* BRIEF
Please copy every line of the records below that holds the word "labs".

* RAW RECORDS
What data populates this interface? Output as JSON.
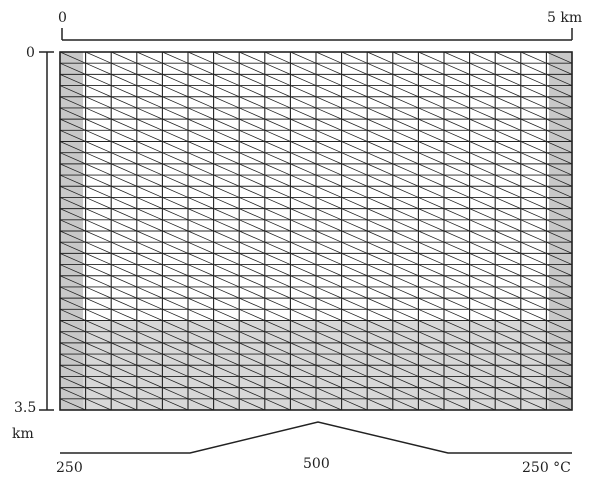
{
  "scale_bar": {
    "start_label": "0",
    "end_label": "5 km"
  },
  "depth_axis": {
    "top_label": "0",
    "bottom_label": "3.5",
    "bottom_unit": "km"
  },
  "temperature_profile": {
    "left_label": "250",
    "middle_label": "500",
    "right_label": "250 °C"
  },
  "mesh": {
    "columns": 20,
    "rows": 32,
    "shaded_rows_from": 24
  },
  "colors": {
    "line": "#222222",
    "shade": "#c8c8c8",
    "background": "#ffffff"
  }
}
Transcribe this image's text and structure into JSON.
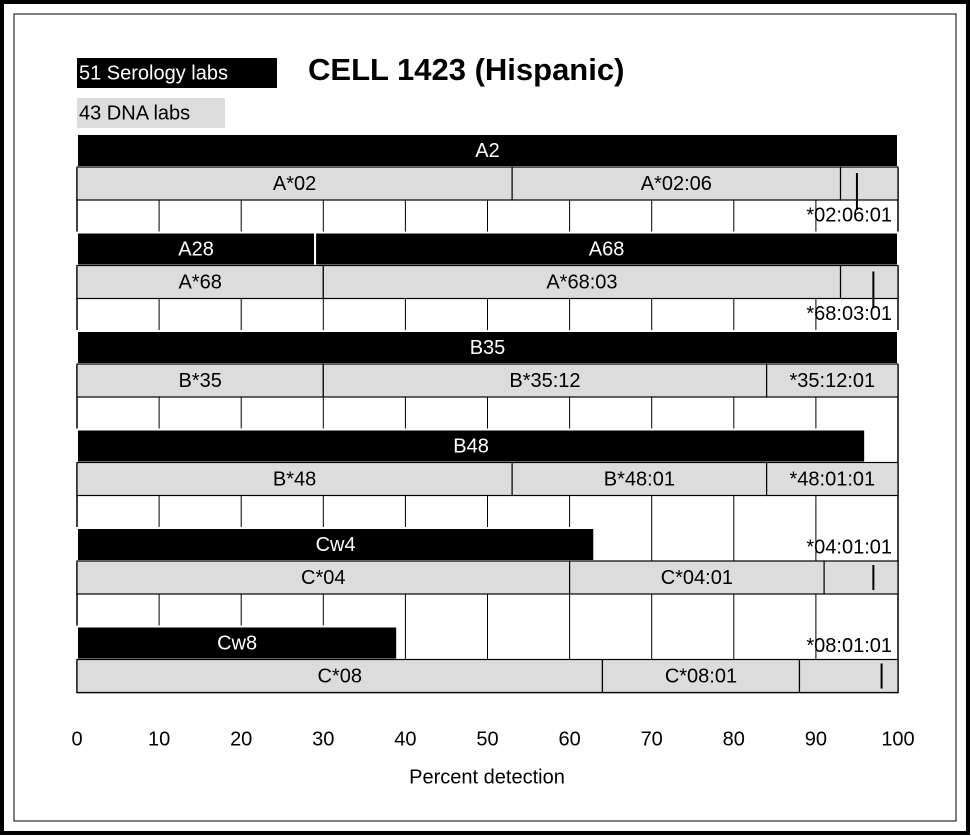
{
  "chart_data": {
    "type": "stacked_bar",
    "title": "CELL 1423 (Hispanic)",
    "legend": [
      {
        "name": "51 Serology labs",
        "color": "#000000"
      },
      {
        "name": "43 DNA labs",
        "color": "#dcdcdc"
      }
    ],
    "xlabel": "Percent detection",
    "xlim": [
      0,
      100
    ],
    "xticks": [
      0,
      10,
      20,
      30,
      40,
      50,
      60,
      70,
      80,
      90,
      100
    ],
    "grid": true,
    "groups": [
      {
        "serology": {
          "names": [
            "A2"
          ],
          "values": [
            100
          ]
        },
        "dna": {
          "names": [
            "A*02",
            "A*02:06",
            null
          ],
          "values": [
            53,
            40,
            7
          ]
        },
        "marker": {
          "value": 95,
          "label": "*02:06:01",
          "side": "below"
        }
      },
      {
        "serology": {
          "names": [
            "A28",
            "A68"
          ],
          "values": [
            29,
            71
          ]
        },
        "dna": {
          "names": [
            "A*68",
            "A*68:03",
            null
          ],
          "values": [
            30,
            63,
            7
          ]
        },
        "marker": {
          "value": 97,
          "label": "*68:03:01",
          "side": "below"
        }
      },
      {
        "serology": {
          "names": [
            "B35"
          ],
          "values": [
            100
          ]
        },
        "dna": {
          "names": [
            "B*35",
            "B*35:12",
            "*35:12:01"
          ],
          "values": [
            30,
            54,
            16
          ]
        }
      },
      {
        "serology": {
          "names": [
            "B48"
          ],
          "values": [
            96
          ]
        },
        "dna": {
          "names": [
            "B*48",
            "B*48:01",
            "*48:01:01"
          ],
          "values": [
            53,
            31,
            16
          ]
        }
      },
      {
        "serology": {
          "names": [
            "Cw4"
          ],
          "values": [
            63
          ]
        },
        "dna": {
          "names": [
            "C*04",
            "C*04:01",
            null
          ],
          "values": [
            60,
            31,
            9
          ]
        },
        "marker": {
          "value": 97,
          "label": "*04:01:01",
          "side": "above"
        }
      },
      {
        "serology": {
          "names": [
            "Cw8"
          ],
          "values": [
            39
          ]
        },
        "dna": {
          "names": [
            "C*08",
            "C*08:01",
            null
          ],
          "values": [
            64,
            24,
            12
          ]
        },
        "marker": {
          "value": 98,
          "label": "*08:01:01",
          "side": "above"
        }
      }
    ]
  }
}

* * *

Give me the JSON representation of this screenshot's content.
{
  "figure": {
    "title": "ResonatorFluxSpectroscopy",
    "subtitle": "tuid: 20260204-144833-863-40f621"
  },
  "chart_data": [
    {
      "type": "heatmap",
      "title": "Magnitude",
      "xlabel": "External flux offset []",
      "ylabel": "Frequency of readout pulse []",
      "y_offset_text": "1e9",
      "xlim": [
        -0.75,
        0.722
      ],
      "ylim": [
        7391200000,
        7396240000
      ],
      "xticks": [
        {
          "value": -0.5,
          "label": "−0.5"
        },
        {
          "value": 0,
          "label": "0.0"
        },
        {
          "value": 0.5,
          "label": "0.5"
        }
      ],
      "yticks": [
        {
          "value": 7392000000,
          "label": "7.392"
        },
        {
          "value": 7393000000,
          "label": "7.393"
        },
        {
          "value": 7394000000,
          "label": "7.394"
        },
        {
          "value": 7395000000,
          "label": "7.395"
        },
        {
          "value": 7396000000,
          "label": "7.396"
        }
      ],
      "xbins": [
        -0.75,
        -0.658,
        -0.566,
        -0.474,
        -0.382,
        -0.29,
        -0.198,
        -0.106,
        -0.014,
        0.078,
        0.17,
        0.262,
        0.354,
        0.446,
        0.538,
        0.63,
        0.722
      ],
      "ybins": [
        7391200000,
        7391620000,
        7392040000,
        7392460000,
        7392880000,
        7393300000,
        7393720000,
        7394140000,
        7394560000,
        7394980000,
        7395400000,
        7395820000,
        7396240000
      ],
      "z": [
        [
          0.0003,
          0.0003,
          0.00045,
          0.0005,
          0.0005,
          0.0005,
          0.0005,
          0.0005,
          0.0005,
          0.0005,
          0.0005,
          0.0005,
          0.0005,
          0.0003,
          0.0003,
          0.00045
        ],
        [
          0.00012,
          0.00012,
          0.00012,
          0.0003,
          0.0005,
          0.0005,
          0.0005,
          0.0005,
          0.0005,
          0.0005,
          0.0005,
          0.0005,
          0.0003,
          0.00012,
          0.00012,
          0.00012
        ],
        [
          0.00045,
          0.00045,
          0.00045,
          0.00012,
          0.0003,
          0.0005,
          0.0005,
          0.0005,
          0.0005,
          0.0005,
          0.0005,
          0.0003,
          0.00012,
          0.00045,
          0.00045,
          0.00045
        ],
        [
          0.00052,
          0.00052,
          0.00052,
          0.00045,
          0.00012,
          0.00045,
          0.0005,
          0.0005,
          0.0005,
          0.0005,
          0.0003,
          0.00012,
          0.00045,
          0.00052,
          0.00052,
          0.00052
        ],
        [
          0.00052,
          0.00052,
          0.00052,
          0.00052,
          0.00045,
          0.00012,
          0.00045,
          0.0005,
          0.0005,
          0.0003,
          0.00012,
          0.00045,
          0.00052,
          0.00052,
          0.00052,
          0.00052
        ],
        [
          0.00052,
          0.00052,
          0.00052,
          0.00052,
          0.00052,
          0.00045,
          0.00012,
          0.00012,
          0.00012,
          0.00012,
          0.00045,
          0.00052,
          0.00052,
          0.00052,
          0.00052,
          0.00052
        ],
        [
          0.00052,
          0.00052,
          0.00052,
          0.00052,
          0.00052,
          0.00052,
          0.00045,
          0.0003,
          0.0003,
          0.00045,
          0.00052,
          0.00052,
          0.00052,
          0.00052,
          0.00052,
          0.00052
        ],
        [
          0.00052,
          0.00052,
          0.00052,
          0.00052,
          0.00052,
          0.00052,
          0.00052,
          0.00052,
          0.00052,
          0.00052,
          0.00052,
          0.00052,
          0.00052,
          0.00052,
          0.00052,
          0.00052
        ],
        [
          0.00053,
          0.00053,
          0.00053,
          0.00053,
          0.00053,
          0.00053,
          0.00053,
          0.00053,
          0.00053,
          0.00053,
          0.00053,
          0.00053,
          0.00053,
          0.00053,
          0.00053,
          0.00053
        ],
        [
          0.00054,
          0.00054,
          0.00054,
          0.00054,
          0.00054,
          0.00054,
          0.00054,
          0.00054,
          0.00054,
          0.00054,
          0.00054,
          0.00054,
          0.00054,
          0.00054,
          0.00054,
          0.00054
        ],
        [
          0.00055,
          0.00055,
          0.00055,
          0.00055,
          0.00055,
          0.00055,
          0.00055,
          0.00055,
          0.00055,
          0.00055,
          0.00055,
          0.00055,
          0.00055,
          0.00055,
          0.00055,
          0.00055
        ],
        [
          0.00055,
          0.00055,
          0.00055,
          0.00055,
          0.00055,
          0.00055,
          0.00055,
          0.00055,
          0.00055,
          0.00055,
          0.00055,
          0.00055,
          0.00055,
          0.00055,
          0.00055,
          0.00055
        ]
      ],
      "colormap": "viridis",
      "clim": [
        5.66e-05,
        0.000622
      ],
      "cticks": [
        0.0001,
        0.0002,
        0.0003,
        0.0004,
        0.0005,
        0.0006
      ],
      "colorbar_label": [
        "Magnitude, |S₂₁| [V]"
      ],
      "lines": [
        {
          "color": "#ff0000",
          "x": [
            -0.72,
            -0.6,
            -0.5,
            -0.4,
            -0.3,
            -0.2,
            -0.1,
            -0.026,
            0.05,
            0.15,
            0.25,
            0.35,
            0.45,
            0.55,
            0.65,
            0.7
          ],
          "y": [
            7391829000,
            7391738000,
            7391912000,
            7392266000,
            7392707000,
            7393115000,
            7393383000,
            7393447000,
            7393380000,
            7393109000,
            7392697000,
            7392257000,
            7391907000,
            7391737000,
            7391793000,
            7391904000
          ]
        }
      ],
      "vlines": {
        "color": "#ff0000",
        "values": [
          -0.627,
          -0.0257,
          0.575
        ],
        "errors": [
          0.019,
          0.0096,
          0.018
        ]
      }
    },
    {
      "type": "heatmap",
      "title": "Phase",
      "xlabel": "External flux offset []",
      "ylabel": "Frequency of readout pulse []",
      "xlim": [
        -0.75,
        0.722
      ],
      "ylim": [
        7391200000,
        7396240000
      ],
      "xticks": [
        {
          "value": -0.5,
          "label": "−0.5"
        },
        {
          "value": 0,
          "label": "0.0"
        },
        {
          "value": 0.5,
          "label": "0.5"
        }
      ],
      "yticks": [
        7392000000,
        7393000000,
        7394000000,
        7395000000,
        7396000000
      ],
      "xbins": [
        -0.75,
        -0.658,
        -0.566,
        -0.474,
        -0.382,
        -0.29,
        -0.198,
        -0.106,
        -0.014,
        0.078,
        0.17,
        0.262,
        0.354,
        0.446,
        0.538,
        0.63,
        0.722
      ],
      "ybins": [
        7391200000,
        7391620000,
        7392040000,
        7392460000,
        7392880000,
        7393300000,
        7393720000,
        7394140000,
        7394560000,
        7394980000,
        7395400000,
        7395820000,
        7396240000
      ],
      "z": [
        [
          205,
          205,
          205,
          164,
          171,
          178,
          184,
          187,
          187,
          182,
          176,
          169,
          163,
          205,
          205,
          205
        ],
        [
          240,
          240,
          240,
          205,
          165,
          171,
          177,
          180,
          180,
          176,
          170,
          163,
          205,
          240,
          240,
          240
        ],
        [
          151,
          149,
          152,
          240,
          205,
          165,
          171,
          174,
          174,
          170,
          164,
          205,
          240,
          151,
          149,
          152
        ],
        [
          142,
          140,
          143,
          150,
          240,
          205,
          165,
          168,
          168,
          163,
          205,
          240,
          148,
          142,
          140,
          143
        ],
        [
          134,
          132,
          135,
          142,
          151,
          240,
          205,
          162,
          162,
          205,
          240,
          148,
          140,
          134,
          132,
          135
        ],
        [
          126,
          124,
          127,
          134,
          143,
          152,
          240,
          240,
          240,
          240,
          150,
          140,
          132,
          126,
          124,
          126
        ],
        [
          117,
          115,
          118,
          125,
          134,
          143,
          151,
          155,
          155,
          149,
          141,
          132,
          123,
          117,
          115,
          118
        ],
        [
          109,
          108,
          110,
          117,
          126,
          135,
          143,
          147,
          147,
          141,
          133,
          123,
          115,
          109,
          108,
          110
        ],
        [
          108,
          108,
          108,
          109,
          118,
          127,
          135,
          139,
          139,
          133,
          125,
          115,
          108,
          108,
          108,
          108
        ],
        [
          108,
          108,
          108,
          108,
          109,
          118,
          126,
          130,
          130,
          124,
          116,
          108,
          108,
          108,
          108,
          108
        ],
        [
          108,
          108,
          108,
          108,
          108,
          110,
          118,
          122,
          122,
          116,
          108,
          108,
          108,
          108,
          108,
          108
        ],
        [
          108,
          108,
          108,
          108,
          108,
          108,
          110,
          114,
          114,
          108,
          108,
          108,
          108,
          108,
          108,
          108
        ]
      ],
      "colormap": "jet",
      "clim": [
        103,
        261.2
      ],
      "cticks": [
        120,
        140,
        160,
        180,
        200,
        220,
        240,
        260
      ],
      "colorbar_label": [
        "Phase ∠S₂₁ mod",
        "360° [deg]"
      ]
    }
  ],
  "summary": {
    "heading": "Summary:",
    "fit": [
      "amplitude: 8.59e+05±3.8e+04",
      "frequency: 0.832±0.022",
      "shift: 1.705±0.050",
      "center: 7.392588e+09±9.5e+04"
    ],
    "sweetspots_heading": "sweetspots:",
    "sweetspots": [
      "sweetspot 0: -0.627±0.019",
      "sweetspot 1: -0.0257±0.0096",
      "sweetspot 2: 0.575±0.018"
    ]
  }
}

* COMPLETED TASK
        "name": "51 Serology labs",
        "name": "43 DNA labs",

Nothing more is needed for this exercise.